Records contained in a dataset:

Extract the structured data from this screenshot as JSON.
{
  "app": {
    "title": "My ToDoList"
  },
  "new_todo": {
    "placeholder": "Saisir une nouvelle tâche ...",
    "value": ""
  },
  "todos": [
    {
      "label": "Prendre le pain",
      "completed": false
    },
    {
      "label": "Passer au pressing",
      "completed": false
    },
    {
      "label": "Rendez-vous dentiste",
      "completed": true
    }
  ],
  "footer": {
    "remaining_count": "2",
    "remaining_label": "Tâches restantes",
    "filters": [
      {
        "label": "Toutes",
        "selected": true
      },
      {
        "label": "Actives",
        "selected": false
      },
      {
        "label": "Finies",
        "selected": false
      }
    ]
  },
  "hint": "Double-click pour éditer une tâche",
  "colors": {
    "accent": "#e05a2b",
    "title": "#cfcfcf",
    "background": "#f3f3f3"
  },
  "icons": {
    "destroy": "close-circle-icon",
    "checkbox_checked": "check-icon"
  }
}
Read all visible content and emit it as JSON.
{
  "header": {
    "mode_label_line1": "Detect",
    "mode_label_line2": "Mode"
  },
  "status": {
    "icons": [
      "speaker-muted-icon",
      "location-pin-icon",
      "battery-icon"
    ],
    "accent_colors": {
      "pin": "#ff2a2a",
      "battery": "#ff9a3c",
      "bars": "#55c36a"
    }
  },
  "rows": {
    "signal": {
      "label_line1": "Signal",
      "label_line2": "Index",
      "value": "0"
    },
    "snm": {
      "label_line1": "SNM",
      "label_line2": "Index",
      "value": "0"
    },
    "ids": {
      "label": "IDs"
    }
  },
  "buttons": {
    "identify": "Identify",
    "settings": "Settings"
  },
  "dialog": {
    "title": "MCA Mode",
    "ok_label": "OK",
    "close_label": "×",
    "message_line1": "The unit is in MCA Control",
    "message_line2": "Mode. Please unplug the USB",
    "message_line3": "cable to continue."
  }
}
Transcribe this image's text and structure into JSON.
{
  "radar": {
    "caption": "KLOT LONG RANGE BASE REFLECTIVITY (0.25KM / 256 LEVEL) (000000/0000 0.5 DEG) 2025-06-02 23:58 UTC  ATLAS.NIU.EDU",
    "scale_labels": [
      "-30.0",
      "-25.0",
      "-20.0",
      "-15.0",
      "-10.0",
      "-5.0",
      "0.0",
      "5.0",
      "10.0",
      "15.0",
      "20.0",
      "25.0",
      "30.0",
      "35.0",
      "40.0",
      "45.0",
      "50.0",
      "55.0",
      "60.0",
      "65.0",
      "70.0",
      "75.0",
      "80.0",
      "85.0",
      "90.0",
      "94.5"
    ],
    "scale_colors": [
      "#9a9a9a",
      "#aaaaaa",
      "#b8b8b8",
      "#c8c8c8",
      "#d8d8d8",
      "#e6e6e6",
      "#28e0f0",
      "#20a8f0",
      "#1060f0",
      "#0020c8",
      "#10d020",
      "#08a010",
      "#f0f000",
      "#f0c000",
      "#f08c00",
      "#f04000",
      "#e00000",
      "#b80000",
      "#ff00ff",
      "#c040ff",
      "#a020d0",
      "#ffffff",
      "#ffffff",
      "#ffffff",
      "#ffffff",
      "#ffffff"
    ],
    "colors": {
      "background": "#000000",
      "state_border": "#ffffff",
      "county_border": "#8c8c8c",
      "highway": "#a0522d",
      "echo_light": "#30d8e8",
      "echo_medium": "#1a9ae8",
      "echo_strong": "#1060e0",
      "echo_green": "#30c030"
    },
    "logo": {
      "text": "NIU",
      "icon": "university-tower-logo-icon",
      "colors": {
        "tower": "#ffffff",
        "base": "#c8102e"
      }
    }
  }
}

▸ SET EXERCISE:
Your task is to return, exactly and on their own, the lines from the one containing "Transcribe this image's" through the last line of the listing.

▸ FINISHED ANSWER:
Transcribe this image's text and structure into JSON.
{
  "radar": {
    "caption": "KLOT LONG RANGE BASE REFLECTIVITY (0.25KM / 256 LEVEL) (000000/0000 0.5 DEG) 2025-06-02 23:58 UTC  ATLAS.NIU.EDU",
    "scale_labels": [
      "-30.0",
      "-25.0",
      "-20.0",
      "-15.0",
      "-10.0",
      "-5.0",
      "0.0",
      "5.0",
      "10.0",
      "15.0",
      "20.0",
      "25.0",
      "30.0",
      "35.0",
      "40.0",
      "45.0",
      "50.0",
      "55.0",
      "60.0",
      "65.0",
      "70.0",
      "75.0",
      "80.0",
      "85.0",
      "90.0",
      "94.5"
    ],
    "scale_colors": [
      "#9a9a9a",
      "#aaaaaa",
      "#b8b8b8",
      "#c8c8c8",
      "#d8d8d8",
      "#e6e6e6",
      "#28e0f0",
      "#20a8f0",
      "#1060f0",
      "#0020c8",
      "#10d020",
      "#08a010",
      "#f0f000",
      "#f0c000",
      "#f08c00",
      "#f04000",
      "#e00000",
      "#b80000",
      "#ff00ff",
      "#c040ff",
      "#a020d0",
      "#ffffff",
      "#ffffff",
      "#ffffff",
      "#ffffff",
      "#ffffff"
    ],
    "colors": {
      "background": "#000000",
      "state_border": "#ffffff",
      "county_border": "#8c8c8c",
      "highway": "#a0522d",
      "echo_light": "#30d8e8",
      "echo_medium": "#1a9ae8",
      "echo_strong": "#1060e0",
      "echo_green": "#30c030"
    },
    "logo": {
      "text": "NIU",
      "icon": "university-tower-logo-icon",
      "colors": {
        "tower": "#ffffff",
        "base": "#c8102e"
      }
    }
  }
}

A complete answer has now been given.